> [Set exercise]: Search the material below for the word "teſte". Copy every line that has it.

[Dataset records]
_ _ _ _ _ _ _
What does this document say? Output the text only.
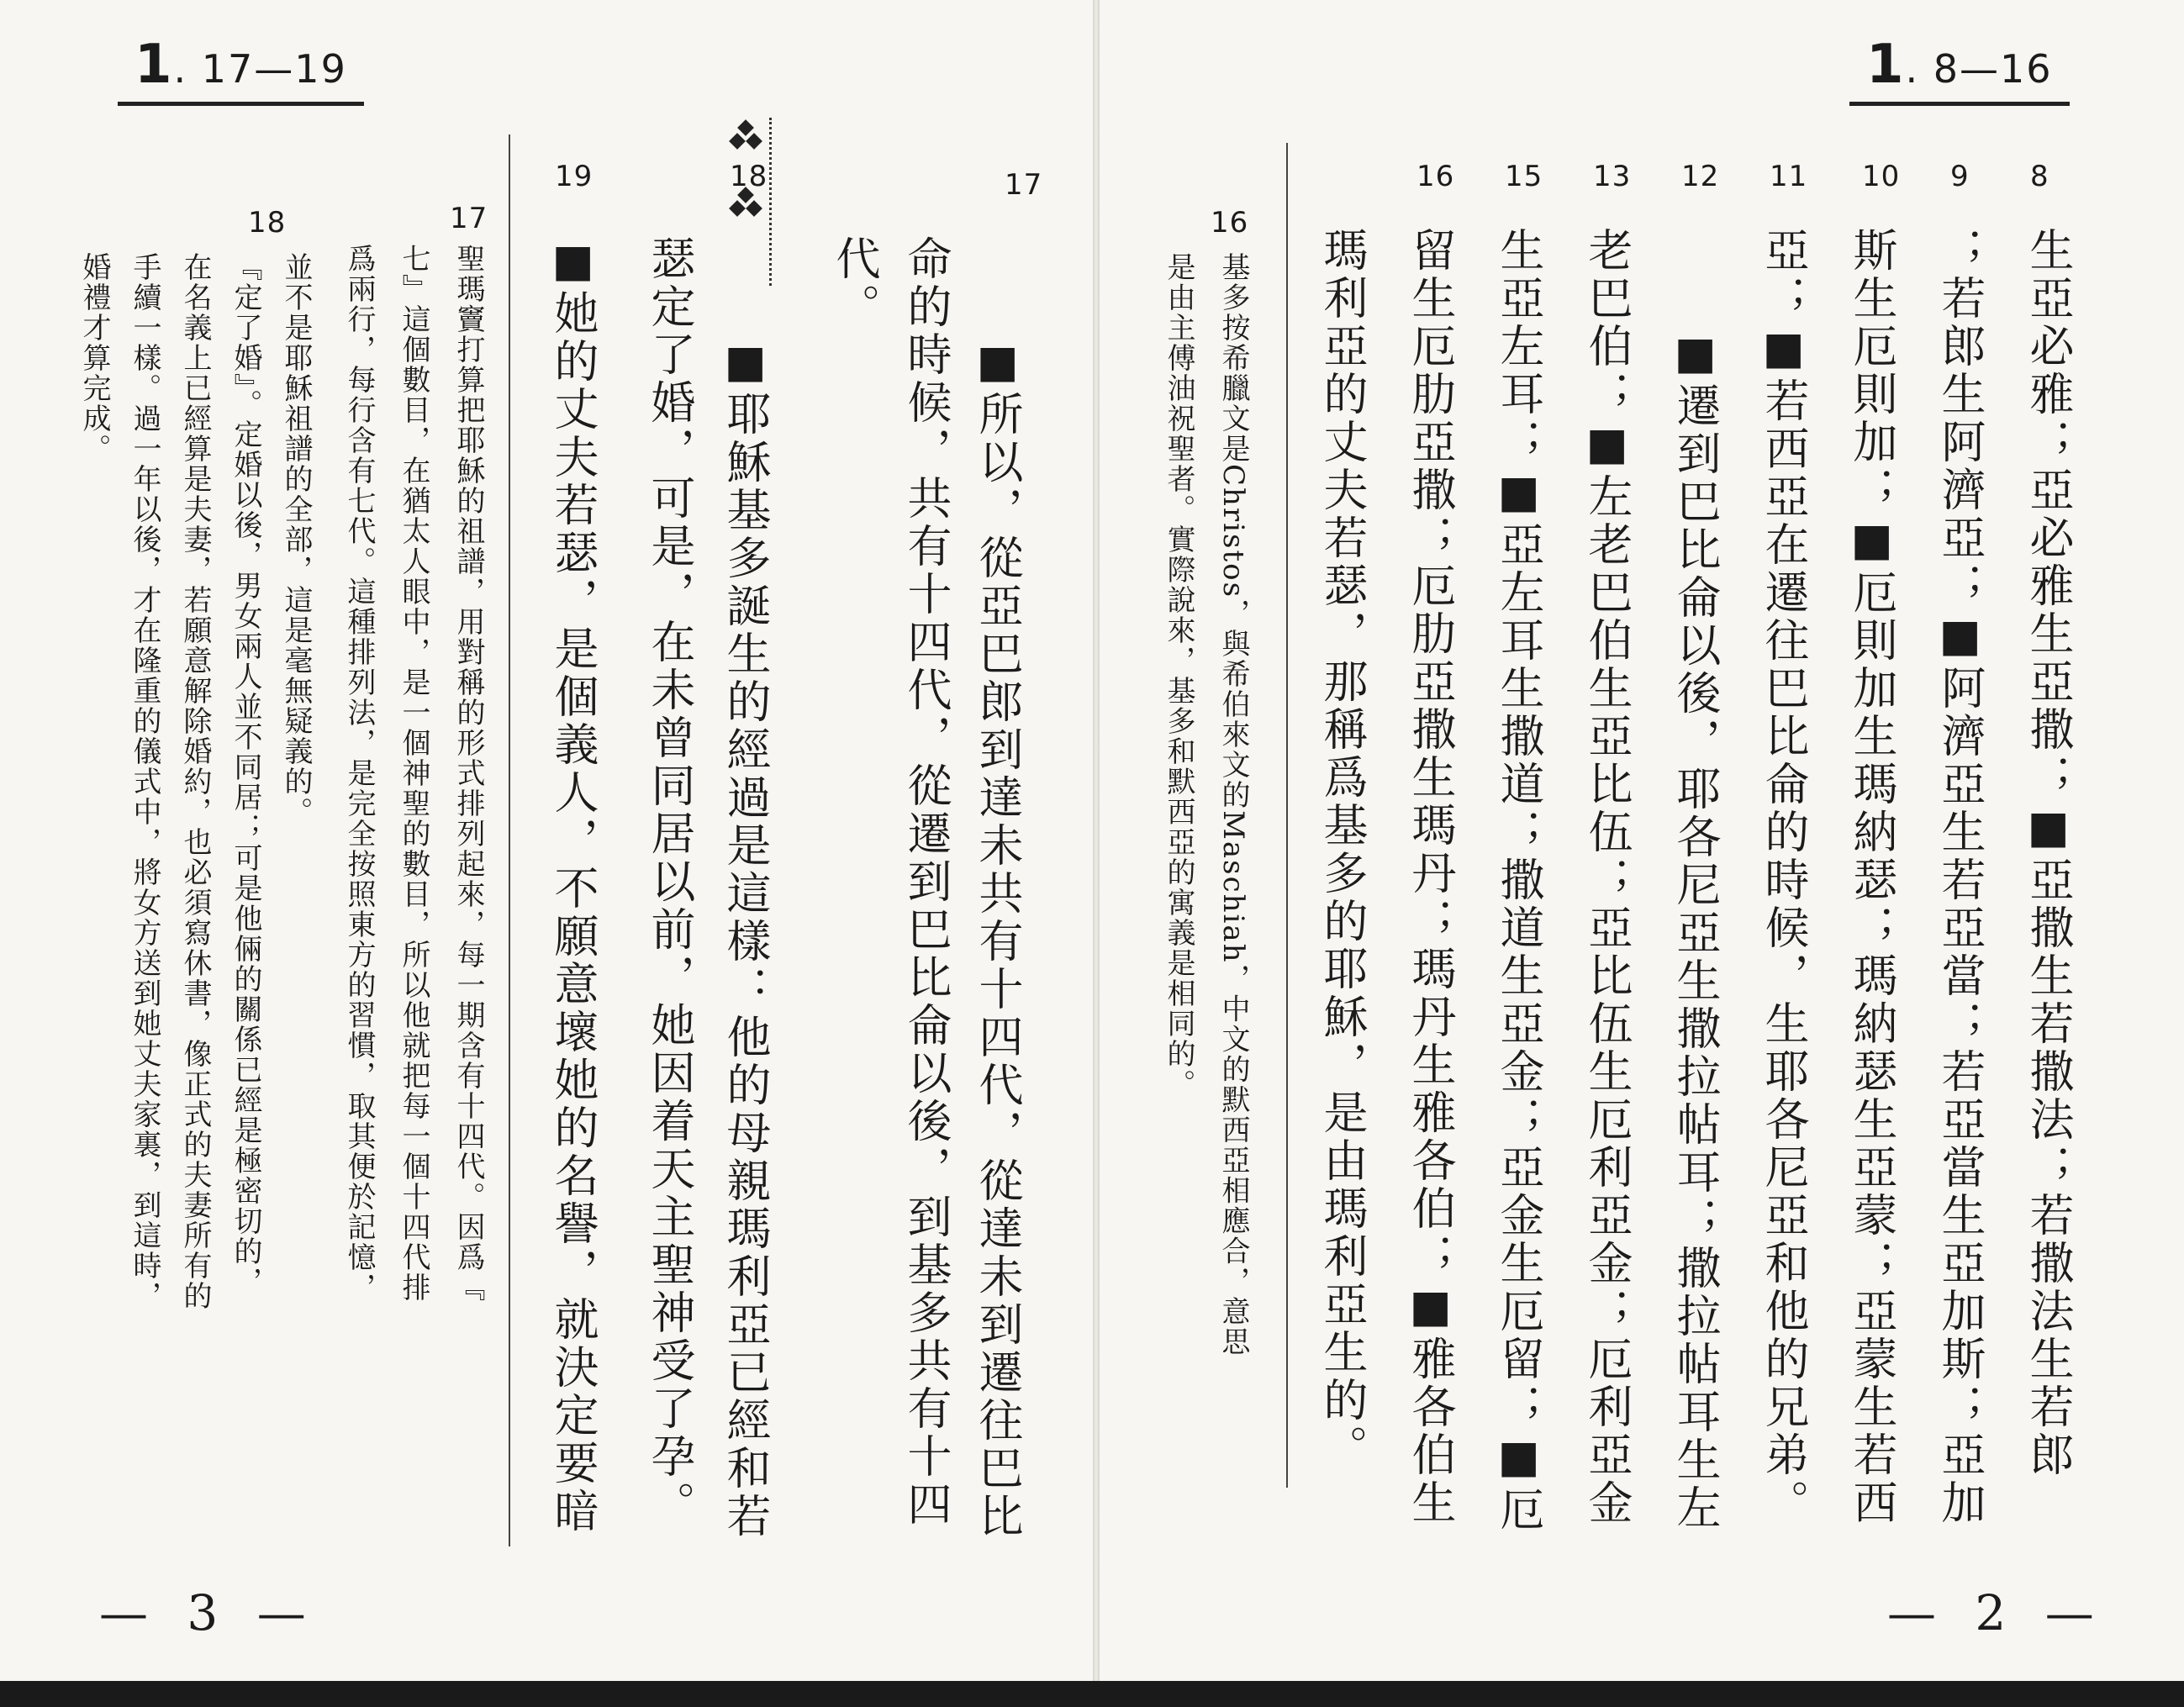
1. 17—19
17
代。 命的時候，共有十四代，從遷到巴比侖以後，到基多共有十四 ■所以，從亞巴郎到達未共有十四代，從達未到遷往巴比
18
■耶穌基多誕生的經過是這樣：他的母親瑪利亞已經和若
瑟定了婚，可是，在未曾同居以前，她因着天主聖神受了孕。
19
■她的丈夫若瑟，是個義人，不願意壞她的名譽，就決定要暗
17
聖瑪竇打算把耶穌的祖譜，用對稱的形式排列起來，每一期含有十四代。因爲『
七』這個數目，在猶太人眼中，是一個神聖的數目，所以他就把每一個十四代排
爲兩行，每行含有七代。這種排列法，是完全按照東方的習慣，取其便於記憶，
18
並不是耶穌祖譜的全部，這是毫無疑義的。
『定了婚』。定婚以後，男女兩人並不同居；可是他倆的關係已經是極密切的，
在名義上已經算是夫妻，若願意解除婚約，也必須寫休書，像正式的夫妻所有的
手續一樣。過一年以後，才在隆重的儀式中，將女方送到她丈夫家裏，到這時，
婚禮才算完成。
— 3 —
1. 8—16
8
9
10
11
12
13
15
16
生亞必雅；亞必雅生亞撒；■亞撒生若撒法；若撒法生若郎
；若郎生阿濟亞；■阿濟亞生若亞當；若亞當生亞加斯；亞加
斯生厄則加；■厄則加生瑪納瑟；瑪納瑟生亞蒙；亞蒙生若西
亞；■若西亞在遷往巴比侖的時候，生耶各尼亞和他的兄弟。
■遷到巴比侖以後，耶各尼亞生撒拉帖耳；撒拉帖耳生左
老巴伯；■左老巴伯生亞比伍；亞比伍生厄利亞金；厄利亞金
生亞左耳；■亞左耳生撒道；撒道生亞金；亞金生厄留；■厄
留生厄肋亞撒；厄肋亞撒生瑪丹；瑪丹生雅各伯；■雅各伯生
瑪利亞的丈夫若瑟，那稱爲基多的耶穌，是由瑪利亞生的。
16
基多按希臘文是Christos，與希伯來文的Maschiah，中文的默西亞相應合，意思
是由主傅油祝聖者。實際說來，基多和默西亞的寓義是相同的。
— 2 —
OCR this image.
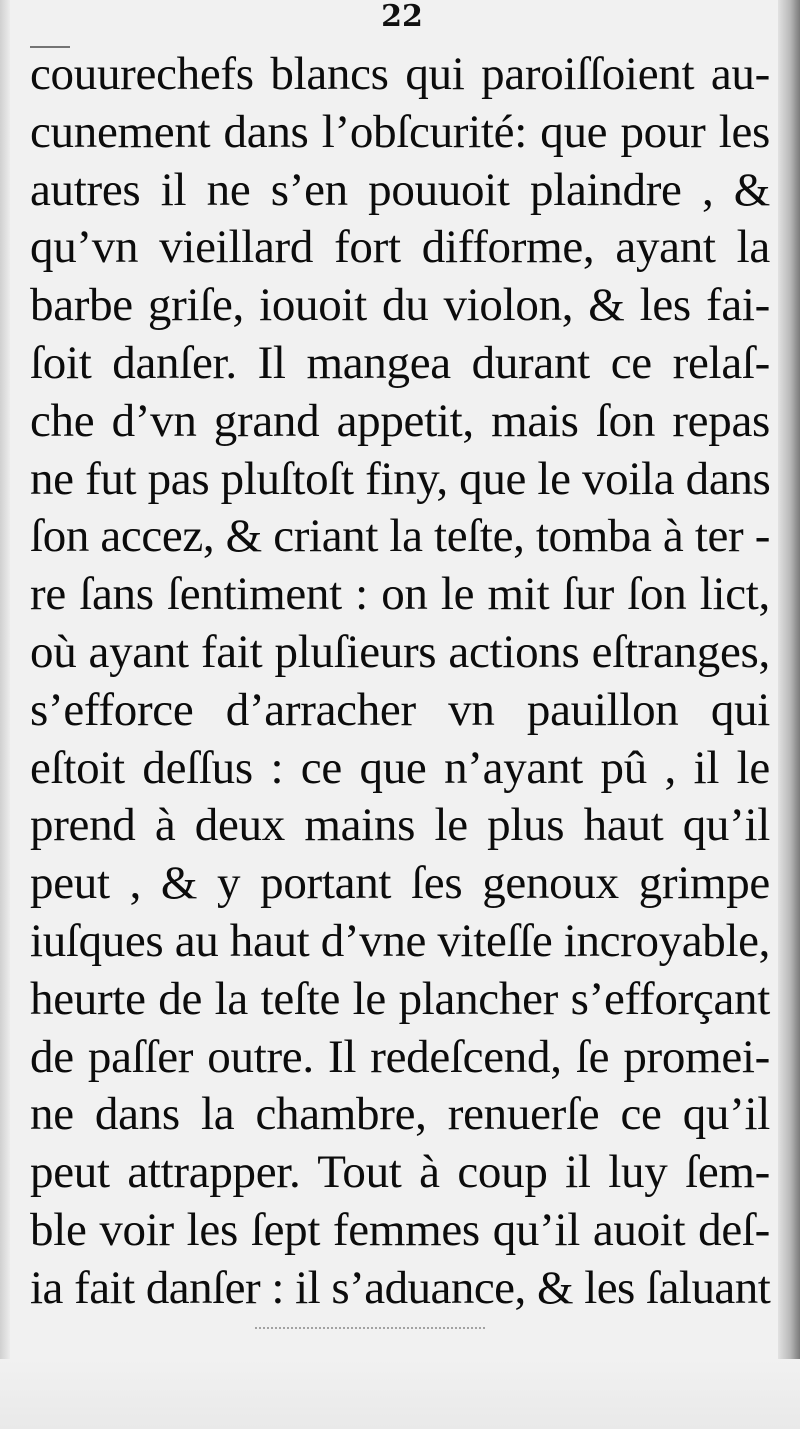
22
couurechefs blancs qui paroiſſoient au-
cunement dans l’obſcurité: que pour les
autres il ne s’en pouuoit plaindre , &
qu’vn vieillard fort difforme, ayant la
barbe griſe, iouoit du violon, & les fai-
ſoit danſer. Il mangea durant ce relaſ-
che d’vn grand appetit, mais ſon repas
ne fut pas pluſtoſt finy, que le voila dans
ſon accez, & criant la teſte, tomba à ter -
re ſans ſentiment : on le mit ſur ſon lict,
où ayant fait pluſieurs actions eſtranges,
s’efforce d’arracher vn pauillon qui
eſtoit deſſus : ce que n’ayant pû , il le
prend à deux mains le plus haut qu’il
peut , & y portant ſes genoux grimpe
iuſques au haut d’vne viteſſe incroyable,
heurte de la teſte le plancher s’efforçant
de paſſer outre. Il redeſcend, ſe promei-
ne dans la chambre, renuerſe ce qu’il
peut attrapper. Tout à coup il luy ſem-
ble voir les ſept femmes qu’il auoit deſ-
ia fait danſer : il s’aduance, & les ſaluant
_ _ _ _ _ _ _
> [Expected output]:
ſon accez, & criant la teſte, tomba à ter -
heurte de la teſte le plancher s’efforçant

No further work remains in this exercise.